_Consigne_
Prolongez l'article sur le différend entre le Tchad et ExxonMobil en reprenant après sa dernière phrase.

_Texte_
++++++++++++++++++++

Le ministère des hydrocarbures tchadien, qui souhaite toujours contraindre ExxonMobil à payer une prime de départ significative, a produit un rapport très critique sur la gestion des puits que la major américaine a cédés en décembre 2022 à Savannah Energy.

L’Etat tchadien ne compte pas s’arrêter là. Après avoir annoncé par décret, le 23 mars, la nationalisation au profit de la Société des hydrocarbures du Tchad (SHT) des actifs d’ExxonMobil et notamment ses parts détenues sur les champs de Doba (40 %, pourtant acquises par Savannah Energy en décembre 2022), les autorités reviennent à la charge pour obtenir le versement d’un bonus de départ qu’elles réclament depuis de longs mois.

Un document intitulé « Rapport de mission d’identification des puits abandonnés par EEPCI [Esso Exploration & Production Chad Inc] » devrait les aider à nourrir leur argumentaire. Réalisé par le ministère des hydrocarbures et finalisé début mars, il s’intéresse à l’état des puits mis en production, puis abandonnés par ExxonMobil depuis 2003, date du début de la production à Doba.

Le Bémadjiel vs Exxon

Selon le rapport, consulté par Africa Intelligence, une partie des 1 049 puits forés par la major ont été vandalisés. Chef du service forage du ministère, Mahamat Allafouza Toke Treya précise que « ces actes de vandalisme sont accentués par le démantèlement des câbles électriques des puits » et qu’ils « nécessitent une solution d’urgence pour sauver le site pétrolier de Komé ». Il indique : « Il est fortement souhaitable que la plus haute hiérarchie prenne des dispositions nécessaires et adéquates pour que des situations pareilles ne se récidivent pas [sic] dans l’avenir. Force est de constater que certains puits abandonnés datant de plus de dix ans ne sont pas obstrués […] aujourd’hui. »

Les conclusions de ce rapport ne manqueront pas d’être utilisées par le ministre du pétrole Djerassem Le Bémadjiel contre ExxonMobil, jugé responsable d’avoir laissé la région de Doba dans cet état. Cette stratégie permet de continuer à mettre la pression sur la major américaine, dont les derniers cadres ont quitté le territoire tchadien le 9 décembre (AI du 16/12/22), soit le jour de l’annonce de la cession à Savannah Energy. La junte dirigée par Mahamat Idriss Déby souhaite contraindre ExxonMobil à payer une prime de départ significative. La firme avait bien accepté de signer un chèque de 25 millions de dollars, mais le pouvoir demandait 166 millions. Faute d’accord, ExxonMobil n’a toujours pas effectué le moindre virement.

++++++++++++++++++++

_Données fournies_
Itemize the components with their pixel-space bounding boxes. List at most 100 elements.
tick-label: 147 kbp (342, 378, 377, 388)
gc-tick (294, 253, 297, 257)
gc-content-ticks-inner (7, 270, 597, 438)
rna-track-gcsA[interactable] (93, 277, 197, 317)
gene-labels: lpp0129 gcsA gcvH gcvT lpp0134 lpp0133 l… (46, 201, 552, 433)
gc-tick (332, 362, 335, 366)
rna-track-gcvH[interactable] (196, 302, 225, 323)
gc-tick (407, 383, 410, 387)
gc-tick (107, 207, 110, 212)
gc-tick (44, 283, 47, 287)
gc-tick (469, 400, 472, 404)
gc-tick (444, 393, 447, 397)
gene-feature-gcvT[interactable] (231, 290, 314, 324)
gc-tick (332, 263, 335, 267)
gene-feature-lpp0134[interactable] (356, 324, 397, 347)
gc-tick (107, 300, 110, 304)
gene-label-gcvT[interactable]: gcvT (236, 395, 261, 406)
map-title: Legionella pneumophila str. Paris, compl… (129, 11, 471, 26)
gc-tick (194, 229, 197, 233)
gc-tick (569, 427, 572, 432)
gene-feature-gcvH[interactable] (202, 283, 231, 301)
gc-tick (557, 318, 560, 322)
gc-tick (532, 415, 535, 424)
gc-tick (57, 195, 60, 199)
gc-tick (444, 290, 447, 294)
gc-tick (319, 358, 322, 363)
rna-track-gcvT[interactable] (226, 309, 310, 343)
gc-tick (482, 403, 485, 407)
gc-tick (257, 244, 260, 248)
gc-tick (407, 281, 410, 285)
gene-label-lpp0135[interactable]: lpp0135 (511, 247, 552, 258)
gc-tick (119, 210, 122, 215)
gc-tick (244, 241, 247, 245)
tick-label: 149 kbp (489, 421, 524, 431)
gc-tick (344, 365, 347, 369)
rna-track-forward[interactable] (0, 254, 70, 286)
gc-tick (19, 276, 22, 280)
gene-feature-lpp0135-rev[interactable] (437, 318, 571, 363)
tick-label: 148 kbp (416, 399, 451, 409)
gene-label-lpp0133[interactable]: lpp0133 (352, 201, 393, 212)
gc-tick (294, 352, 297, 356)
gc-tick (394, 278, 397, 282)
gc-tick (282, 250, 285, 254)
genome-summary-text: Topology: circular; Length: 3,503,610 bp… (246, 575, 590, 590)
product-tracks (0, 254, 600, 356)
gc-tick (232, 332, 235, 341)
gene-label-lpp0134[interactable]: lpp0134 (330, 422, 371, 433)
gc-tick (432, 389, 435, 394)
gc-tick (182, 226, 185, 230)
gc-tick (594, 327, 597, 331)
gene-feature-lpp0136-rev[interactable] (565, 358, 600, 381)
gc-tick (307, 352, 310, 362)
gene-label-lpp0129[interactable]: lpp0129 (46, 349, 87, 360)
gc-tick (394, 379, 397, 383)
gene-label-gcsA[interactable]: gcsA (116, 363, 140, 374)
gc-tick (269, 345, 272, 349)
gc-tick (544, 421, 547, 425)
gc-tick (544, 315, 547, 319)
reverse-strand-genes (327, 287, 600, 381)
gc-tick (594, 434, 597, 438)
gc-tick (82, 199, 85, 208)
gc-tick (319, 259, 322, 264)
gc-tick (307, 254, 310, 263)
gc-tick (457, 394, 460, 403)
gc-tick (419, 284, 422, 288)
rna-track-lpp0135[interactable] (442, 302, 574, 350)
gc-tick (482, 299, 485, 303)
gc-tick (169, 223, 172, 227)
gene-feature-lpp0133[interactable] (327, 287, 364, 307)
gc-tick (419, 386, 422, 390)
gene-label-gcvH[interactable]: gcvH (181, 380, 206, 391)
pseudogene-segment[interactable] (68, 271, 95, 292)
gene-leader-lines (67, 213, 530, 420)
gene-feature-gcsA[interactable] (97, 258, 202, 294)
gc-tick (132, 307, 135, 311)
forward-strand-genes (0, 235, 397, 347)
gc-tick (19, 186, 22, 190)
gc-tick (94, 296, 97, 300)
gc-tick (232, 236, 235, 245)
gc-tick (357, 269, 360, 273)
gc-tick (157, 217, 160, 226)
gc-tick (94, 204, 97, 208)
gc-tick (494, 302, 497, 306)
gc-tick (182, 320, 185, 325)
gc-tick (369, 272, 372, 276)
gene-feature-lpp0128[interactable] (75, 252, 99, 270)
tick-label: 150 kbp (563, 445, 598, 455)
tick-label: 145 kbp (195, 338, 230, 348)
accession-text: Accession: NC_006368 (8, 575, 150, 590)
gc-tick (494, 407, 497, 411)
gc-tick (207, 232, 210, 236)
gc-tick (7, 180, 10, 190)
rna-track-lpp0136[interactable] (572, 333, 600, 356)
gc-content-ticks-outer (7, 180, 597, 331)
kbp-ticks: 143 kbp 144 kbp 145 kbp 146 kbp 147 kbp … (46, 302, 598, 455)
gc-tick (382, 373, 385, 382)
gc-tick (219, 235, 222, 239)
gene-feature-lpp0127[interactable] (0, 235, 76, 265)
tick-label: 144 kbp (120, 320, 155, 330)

++++++++++++++++++++

_Résultat attendu_
L’arbitrage continue, Perenco à l’affût

Cet épisode pourrait compliquer davantage les relations de Savannah Energy avec les autorités tchadiennes, déjà loin d’être au beau fixe. L’option Perenco, qui a les faveurs de l’État, continue par ailleurs d’être évoquée. Le junior franco-britannique pourrait être l’un des candidats potentiels à la reprise d’une partie des champs de Doba. Le projet de loi justifiant la nationalisation des actifs d’ExxonMobil, transmis en mars à la commission des finances du Conseil national de transition, précise que « Savannah n’a pas les capacités techniques et financières pour poursuivre efficacement la gestion du pipeline tchadien ». Il indique également que la transaction a été effectuée « unilatéralement, sans l’approbation du gouvernement », et qu’elle est donc invalide.

En parallèle, la procédure d’arbitrage lancée par Savannah Energy contre la SHT depuis décembre devant la Chambre de commerce internationale (CCI), suit son cours. La SHT avait fait suspendre la vente d’ExxonMobil à Savannah par des décisions de justice au Tchad – 14 décembre 2022, puis 25 janvier (AI du 03/02/23) – et fait expulser entretemps une dizaine de salariés de Savannah.

Une batterie d’avocats sollicités

Pour sa défense, Savannah Energy a fait confiance à la branche parisienne du cabinet américain Quin Emmanuel, dirigée par Thomas Voisin, qui a souvent été missionné par la major américaine quand elle opérait encore la concession de Doba.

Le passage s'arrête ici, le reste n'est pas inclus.